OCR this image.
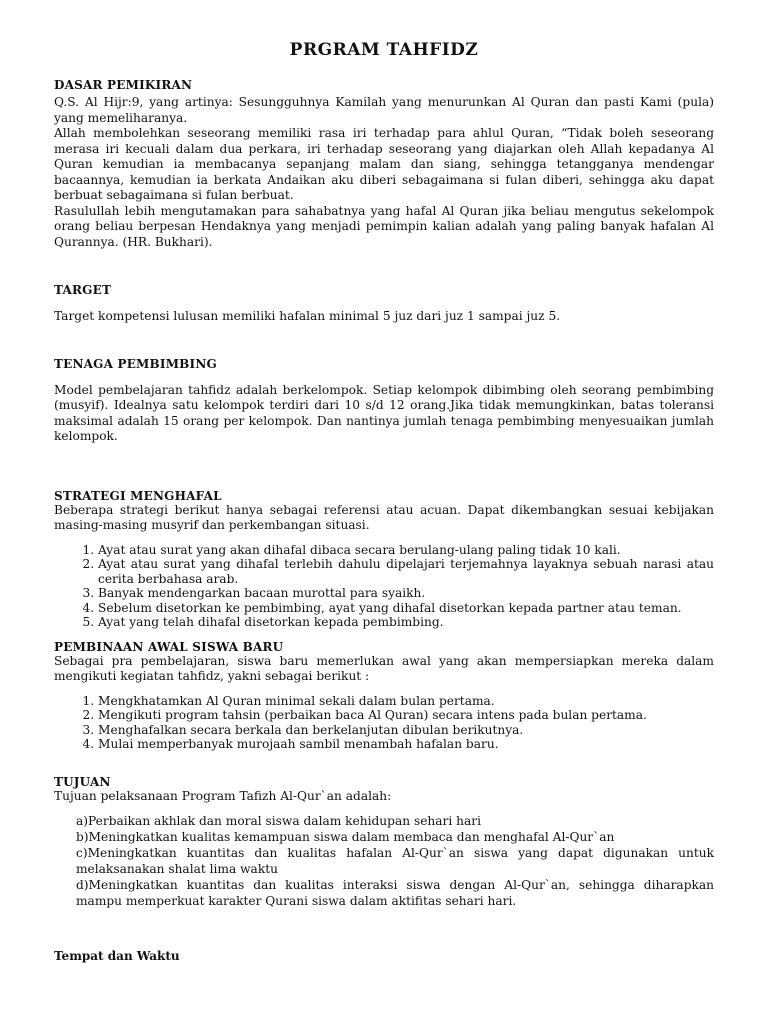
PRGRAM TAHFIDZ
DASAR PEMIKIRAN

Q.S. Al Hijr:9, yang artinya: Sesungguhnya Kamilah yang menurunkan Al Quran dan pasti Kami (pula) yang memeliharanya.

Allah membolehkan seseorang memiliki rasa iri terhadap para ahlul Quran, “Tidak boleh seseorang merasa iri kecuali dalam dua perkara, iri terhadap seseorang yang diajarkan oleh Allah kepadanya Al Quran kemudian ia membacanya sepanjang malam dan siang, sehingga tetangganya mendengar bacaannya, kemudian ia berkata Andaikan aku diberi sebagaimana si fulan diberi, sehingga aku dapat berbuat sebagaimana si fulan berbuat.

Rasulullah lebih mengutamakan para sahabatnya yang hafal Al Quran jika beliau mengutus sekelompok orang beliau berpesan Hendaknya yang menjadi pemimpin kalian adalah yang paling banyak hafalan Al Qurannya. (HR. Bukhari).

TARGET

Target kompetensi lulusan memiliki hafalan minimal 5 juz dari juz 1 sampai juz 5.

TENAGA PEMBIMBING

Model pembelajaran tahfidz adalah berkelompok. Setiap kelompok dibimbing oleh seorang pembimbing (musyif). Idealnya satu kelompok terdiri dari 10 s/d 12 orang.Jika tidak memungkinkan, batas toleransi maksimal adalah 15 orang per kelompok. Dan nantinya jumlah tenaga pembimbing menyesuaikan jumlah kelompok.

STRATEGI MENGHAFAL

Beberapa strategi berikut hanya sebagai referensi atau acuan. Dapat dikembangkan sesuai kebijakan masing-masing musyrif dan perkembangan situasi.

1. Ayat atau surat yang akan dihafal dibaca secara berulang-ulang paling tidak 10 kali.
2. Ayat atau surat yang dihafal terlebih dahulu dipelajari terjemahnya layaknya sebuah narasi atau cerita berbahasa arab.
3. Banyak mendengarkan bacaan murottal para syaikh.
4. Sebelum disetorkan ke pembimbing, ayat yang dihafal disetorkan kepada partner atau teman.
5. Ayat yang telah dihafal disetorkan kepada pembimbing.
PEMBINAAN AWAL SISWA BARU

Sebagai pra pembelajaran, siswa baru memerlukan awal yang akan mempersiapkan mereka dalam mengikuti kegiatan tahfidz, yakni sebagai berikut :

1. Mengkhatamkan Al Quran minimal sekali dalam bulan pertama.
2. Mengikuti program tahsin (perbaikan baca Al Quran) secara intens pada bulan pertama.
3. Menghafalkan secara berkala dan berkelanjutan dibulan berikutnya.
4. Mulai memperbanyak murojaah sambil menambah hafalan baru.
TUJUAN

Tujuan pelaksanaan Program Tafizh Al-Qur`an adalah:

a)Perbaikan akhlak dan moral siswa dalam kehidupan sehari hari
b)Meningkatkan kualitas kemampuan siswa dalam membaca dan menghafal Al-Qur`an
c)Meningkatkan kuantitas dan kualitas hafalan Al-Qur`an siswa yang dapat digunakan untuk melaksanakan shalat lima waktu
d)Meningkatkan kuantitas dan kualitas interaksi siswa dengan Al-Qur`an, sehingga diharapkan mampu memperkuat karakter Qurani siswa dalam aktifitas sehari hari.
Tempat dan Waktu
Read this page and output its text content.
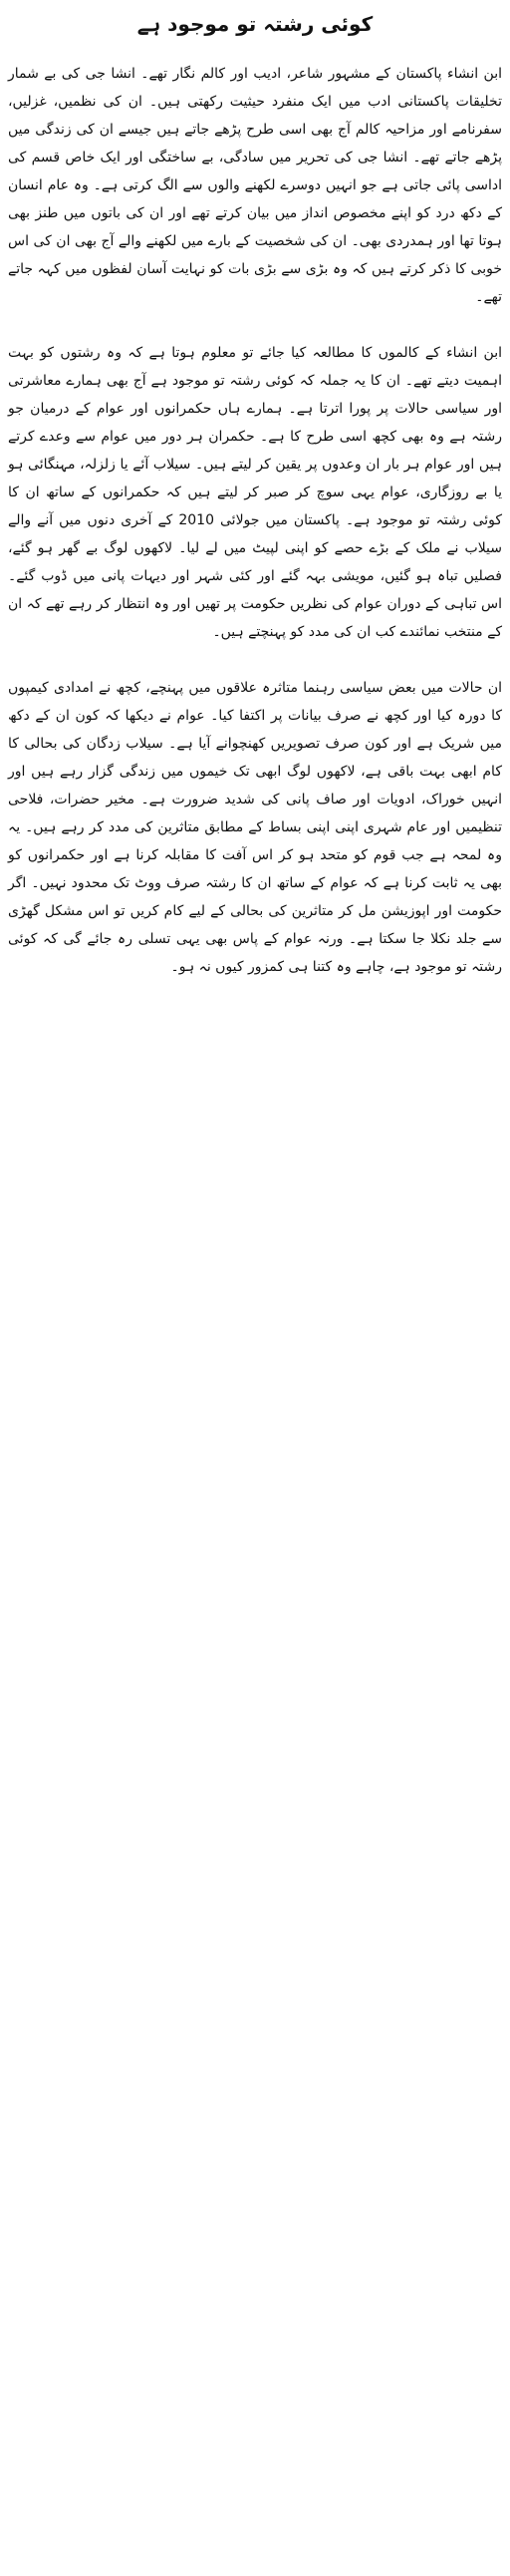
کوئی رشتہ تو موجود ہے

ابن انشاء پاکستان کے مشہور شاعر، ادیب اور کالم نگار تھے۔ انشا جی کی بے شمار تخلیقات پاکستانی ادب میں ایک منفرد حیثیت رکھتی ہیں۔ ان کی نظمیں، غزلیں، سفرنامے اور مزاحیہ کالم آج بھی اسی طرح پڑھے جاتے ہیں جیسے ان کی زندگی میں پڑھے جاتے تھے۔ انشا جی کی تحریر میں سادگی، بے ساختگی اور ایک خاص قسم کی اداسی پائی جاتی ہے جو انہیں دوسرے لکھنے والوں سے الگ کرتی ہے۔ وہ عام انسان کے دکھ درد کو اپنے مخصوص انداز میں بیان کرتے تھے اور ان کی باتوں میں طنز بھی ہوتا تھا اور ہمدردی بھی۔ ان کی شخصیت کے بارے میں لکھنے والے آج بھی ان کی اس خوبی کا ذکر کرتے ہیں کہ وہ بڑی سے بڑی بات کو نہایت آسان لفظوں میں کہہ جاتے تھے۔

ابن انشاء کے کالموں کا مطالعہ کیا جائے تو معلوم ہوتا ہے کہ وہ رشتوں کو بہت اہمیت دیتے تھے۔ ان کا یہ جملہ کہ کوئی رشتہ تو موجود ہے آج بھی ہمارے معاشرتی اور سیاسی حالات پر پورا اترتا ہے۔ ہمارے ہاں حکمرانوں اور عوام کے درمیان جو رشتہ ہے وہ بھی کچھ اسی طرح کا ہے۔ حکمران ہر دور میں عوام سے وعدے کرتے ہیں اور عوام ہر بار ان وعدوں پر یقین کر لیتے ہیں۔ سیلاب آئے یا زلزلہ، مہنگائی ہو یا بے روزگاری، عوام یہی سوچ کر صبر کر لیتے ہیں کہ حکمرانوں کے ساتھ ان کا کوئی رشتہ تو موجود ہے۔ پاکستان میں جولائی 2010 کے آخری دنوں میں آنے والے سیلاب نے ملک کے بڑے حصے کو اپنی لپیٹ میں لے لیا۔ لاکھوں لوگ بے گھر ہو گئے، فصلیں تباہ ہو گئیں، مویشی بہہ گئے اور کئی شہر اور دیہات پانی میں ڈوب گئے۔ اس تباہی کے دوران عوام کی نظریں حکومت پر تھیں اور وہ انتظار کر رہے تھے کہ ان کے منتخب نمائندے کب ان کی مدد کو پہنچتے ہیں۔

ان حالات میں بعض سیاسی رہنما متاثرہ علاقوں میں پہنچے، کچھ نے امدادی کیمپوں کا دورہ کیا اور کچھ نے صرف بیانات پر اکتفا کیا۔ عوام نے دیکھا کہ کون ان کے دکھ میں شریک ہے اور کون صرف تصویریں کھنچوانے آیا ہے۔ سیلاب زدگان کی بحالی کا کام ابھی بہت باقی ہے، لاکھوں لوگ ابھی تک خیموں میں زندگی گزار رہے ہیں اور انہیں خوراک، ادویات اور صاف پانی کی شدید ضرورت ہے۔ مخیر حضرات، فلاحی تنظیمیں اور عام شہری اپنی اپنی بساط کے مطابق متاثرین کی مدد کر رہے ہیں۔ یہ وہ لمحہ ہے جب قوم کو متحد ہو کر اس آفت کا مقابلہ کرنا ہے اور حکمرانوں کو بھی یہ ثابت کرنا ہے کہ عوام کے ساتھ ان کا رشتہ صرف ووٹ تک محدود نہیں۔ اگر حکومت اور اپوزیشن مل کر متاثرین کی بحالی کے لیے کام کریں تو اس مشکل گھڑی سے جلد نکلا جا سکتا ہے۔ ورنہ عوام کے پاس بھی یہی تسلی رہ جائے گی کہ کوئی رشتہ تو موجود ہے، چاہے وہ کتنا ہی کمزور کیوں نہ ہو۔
* * * *
**Direction:** Nothing in the entries should change as you copy them, except that the pictures are left out.

**Task solution:**
OCR this image.
PRGRAM TAHFIDZ
DASAR PEMIKIRAN

Q.S. Al Hijr:9, yang artinya: Sesungguhnya Kamilah yang menurunkan Al Quran dan pasti Kami (pula) yang memeliharanya.

Allah membolehkan seseorang memiliki rasa iri terhadap para ahlul Quran, “Tidak boleh seseorang merasa iri kecuali dalam dua perkara, iri terhadap seseorang yang diajarkan oleh Allah kepadanya Al Quran kemudian ia membacanya sepanjang malam dan siang, sehingga tetangganya mendengar bacaannya, kemudian ia berkata Andaikan aku diberi sebagaimana si fulan diberi, sehingga aku dapat berbuat sebagaimana si fulan berbuat.

Rasulullah lebih mengutamakan para sahabatnya yang hafal Al Quran jika beliau mengutus sekelompok orang beliau berpesan Hendaknya yang menjadi pemimpin kalian adalah yang paling banyak hafalan Al Qurannya. (HR. Bukhari).

TARGET

Target kompetensi lulusan memiliki hafalan minimal 5 juz dari juz 1 sampai juz 5.

TENAGA PEMBIMBING

Model pembelajaran tahfidz adalah berkelompok. Setiap kelompok dibimbing oleh seorang pembimbing (musyif). Idealnya satu kelompok terdiri dari 10 s/d 12 orang.Jika tidak memungkinkan, batas toleransi maksimal adalah 15 orang per kelompok. Dan nantinya jumlah tenaga pembimbing menyesuaikan jumlah kelompok.

STRATEGI MENGHAFAL

Beberapa strategi berikut hanya sebagai referensi atau acuan. Dapat dikembangkan sesuai kebijakan masing-masing musyrif dan perkembangan situasi.

1. Ayat atau surat yang akan dihafal dibaca secara berulang-ulang paling tidak 10 kali.
2. Ayat atau surat yang dihafal terlebih dahulu dipelajari terjemahnya layaknya sebuah narasi atau cerita berbahasa arab.
3. Banyak mendengarkan bacaan murottal para syaikh.
4. Sebelum disetorkan ke pembimbing, ayat yang dihafal disetorkan kepada partner atau teman.
5. Ayat yang telah dihafal disetorkan kepada pembimbing.
PEMBINAAN AWAL SISWA BARU

Sebagai pra pembelajaran, siswa baru memerlukan awal yang akan mempersiapkan mereka dalam mengikuti kegiatan tahfidz, yakni sebagai berikut :

1. Mengkhatamkan Al Quran minimal sekali dalam bulan pertama.
2. Mengikuti program tahsin (perbaikan baca Al Quran) secara intens pada bulan pertama.
3. Menghafalkan secara berkala dan berkelanjutan dibulan berikutnya.
4. Mulai memperbanyak murojaah sambil menambah hafalan baru.
TUJUAN

Tujuan pelaksanaan Program Tafizh Al-Qur`an adalah:

a)Perbaikan akhlak dan moral siswa dalam kehidupan sehari hari
b)Meningkatkan kualitas kemampuan siswa dalam membaca dan menghafal Al-Qur`an
c)Meningkatkan kuantitas dan kualitas hafalan Al-Qur`an siswa yang dapat digunakan untuk melaksanakan shalat lima waktu
d)Meningkatkan kuantitas dan kualitas interaksi siswa dengan Al-Qur`an, sehingga diharapkan mampu memperkuat karakter Qurani siswa dalam aktifitas sehari hari.
Tempat dan Waktu
Read this page and output its text content.
کوئی رشتہ تو موجود ہے

ابن انشاء پاکستان کے مشہور شاعر، ادیب اور کالم نگار تھے۔ انشا جی کی بے شمار تخلیقات پاکستانی ادب میں ایک منفرد حیثیت رکھتی ہیں۔ ان کی نظمیں، غزلیں، سفرنامے اور مزاحیہ کالم آج بھی اسی طرح پڑھے جاتے ہیں جیسے ان کی زندگی میں پڑھے جاتے تھے۔ انشا جی کی تحریر میں سادگی، بے ساختگی اور ایک خاص قسم کی اداسی پائی جاتی ہے جو انہیں دوسرے لکھنے والوں سے الگ کرتی ہے۔ وہ عام انسان کے دکھ درد کو اپنے مخصوص انداز میں بیان کرتے تھے اور ان کی باتوں میں طنز بھی ہوتا تھا اور ہمدردی بھی۔ ان کی شخصیت کے بارے میں لکھنے والے آج بھی ان کی اس خوبی کا ذکر کرتے ہیں کہ وہ بڑی سے بڑی بات کو نہایت آسان لفظوں میں کہہ جاتے تھے۔

ابن انشاء کے کالموں کا مطالعہ کیا جائے تو معلوم ہوتا ہے کہ وہ رشتوں کو بہت اہمیت دیتے تھے۔ ان کا یہ جملہ کہ کوئی رشتہ تو موجود ہے آج بھی ہمارے معاشرتی اور سیاسی حالات پر پورا اترتا ہے۔ ہمارے ہاں حکمرانوں اور عوام کے درمیان جو رشتہ ہے وہ بھی کچھ اسی طرح کا ہے۔ حکمران ہر دور میں عوام سے وعدے کرتے ہیں اور عوام ہر بار ان وعدوں پر یقین کر لیتے ہیں۔ سیلاب آئے یا زلزلہ، مہنگائی ہو یا بے روزگاری، عوام یہی سوچ کر صبر کر لیتے ہیں کہ حکمرانوں کے ساتھ ان کا کوئی رشتہ تو موجود ہے۔ پاکستان میں جولائی 2010 کے آخری دنوں میں آنے والے سیلاب نے ملک کے بڑے حصے کو اپنی لپیٹ میں لے لیا۔ لاکھوں لوگ بے گھر ہو گئے، فصلیں تباہ ہو گئیں، مویشی بہہ گئے اور کئی شہر اور دیہات پانی میں ڈوب گئے۔ اس تباہی کے دوران عوام کی نظریں حکومت پر تھیں اور وہ انتظار کر رہے تھے کہ ان کے منتخب نمائندے کب ان کی مدد کو پہنچتے ہیں۔

ان حالات میں بعض سیاسی رہنما متاثرہ علاقوں میں پہنچے، کچھ نے امدادی کیمپوں کا دورہ کیا اور کچھ نے صرف بیانات پر اکتفا کیا۔ عوام نے دیکھا کہ کون ان کے دکھ میں شریک ہے اور کون صرف تصویریں کھنچوانے آیا ہے۔ سیلاب زدگان کی بحالی کا کام ابھی بہت باقی ہے، لاکھوں لوگ ابھی تک خیموں میں زندگی گزار رہے ہیں اور انہیں خوراک، ادویات اور صاف پانی کی شدید ضرورت ہے۔ مخیر حضرات، فلاحی تنظیمیں اور عام شہری اپنی اپنی بساط کے مطابق متاثرین کی مدد کر رہے ہیں۔ یہ وہ لمحہ ہے جب قوم کو متحد ہو کر اس آفت کا مقابلہ کرنا ہے اور حکمرانوں کو بھی یہ ثابت کرنا ہے کہ عوام کے ساتھ ان کا رشتہ صرف ووٹ تک محدود نہیں۔ اگر حکومت اور اپوزیشن مل کر متاثرین کی بحالی کے لیے کام کریں تو اس مشکل گھڑی سے جلد نکلا جا سکتا ہے۔ ورنہ عوام کے پاس بھی یہی تسلی رہ جائے گی کہ کوئی رشتہ تو موجود ہے، چاہے وہ کتنا ہی کمزور کیوں نہ ہو۔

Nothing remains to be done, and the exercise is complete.